» **YOUR OBJECTIVE**: Gather all lines from the material that contain the word "Francisco".
-------
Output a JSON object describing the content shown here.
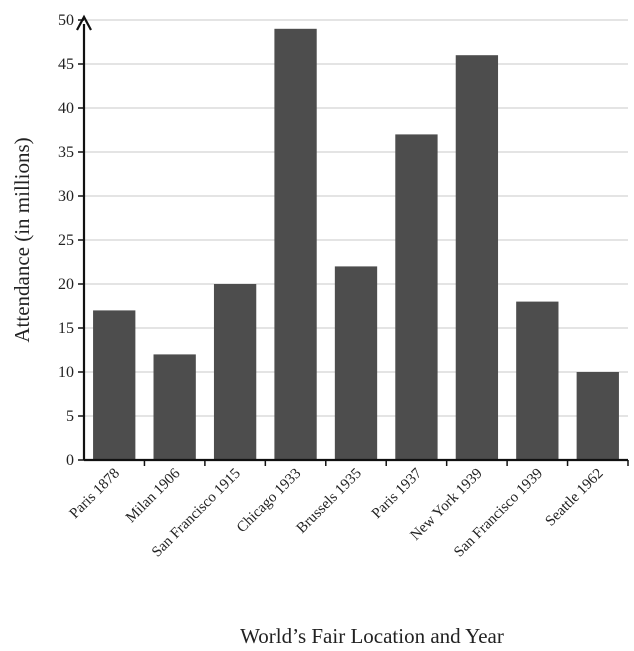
{
  "chart_data": {
    "type": "bar",
    "categories": [
      "Paris 1878",
      "Milan 1906",
      "San Francisco 1915",
      "Chicago 1933",
      "Brussels 1935",
      "Paris 1937",
      "New York 1939",
      "San Francisco 1939",
      "Seattle 1962"
    ],
    "values": [
      17,
      12,
      20,
      49,
      22,
      37,
      46,
      18,
      10
    ],
    "xlabel": "World’s Fair Location and Year",
    "ylabel": "Attendance (in millions)",
    "ylim": [
      0,
      50
    ],
    "yticks": [
      0,
      5,
      10,
      15,
      20,
      25,
      30,
      35,
      40,
      45,
      50
    ],
    "grid": true,
    "colors": {
      "bar": "#4d4d4d",
      "grid": "#c8c8c8",
      "axis": "#111111"
    }
  }
}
-------
» **RESPONSE FOR THIS EXERCISE**:
      "San Francisco 1915",
      "San Francisco 1939",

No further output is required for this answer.